** Opening Reading text block **
So the gas for the great cat delivery was a gift from the time share promo people.  THANK YOU!

I drove on past Roseburg then took the Winston exit and was on 42 and another hour, I was in rain soaked Myrtle Point, in a parking lot, calling my adoption friend, who was, herself, sitting in a parking lot in Bandon, merely 20 miles from me at this point.  Off I went, through the flooded Coquille valley, to Bandon.

The dike that crosses fields, as you leave Coquille heading west for Bandon.   It floods sometimes, but this time, the water  came to the edge of the road, but was not yet over it.








That's actually a deer grazing in the grass beyond the flood water, vertical center of photo, and a bit to right of horizontal center.

Ducks in the flood.
And finally I was there, right where she said she was waiting, and we hugged and met and transferred the girls and went in and got a Subway $2 veggie sandwich and talked about the wild day and that we were both glad we stuck to it, and weathered out the problems so the girls could get their home.

She said the pavement wash out of 101 was huge, like a hundred feet, and she wished she had gotten a photo.  But the detour around it was good.  We tried to find out if I could return up the coast, rather than make the long trip back via 42.  But we couldn't find out.

I was so happy to meet her, a California cat woman I'd met online awhile back, and to hand over the girls, whose lives had been so hard here, in Albany.  Now they have a new chance a new state and new person to love them.

Onward.  It was nearly 4:30 when I pulled into my brothers shop in Coos Bay.  He was near done for the day and we looked up online about what had gone on in Reedsport and yes, the highway was open now.   He loaded me up with candy and cookies given him, trying to get it out of temptation's reach, I suspect.  Aren't we all doing that about now.
** Closing Reading text block **
▶ **Using the information**:
A: According to the account of the cat delivery, how long did the friend say the pavement washout on 101 was?
B: Duplicate the passage of the cat delivery account from "I drove on past" up to and including "yet over it.".
** Opening Provided material block **
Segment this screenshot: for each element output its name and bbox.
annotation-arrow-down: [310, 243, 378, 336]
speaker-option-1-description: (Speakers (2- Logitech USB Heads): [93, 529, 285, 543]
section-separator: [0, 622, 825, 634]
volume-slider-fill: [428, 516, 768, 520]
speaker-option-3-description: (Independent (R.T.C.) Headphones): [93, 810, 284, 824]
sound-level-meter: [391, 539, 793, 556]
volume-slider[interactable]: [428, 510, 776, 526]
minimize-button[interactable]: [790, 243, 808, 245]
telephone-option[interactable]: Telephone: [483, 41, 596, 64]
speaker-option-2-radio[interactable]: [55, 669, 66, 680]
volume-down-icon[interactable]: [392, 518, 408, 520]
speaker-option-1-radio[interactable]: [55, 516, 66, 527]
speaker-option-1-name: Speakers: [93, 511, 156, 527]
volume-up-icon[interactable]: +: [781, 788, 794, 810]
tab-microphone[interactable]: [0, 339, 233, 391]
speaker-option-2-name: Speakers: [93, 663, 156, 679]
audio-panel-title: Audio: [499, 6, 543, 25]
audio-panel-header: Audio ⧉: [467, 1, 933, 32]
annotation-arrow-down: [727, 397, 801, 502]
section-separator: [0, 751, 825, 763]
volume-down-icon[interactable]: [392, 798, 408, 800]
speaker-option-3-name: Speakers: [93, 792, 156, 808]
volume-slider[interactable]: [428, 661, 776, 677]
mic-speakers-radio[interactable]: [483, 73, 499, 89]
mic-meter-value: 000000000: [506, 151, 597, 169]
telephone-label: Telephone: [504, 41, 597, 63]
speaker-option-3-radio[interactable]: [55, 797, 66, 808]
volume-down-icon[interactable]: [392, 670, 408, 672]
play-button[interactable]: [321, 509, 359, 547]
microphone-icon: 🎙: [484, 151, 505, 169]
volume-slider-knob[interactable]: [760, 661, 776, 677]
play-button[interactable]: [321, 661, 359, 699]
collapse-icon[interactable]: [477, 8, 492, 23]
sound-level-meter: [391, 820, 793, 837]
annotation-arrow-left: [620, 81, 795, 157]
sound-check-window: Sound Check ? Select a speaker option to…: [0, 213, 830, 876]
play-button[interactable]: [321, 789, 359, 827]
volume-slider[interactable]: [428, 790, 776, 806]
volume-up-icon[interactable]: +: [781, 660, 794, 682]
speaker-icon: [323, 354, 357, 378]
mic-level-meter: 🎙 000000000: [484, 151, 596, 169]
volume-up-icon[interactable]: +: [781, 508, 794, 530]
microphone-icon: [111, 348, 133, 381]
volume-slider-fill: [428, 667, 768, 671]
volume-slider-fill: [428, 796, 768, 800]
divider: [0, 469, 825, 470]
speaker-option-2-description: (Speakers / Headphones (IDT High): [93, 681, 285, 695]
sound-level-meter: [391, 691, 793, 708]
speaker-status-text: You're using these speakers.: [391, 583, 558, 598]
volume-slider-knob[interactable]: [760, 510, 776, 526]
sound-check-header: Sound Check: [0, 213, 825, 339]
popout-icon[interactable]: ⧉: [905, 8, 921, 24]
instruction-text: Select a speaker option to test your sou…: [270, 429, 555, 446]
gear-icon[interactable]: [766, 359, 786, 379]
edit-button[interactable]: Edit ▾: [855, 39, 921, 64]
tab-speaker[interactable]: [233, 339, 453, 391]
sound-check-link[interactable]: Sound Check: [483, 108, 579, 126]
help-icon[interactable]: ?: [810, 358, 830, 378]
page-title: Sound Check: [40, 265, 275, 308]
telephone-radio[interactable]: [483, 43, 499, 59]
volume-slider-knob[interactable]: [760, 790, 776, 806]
** Closing Provided material block **
▶ **Solution set**:
A: Like a hundred feet.

B:
I drove on past Roseburg then took the Winston exit and was on 42 and another hour, I was in rain soaked Myrtle Point, in a parking lot, calling my adoption friend, who was, herself, sitting in a parking lot in Bandon, merely 20 miles from me at this point.  Off I went, through the flooded Coquille valley, to Bandon.

The dike that crosses fields, as you leave Coquille heading west for Bandon.   It floods sometimes, but this time, the water  came to the edge of the road, but was not yet over it.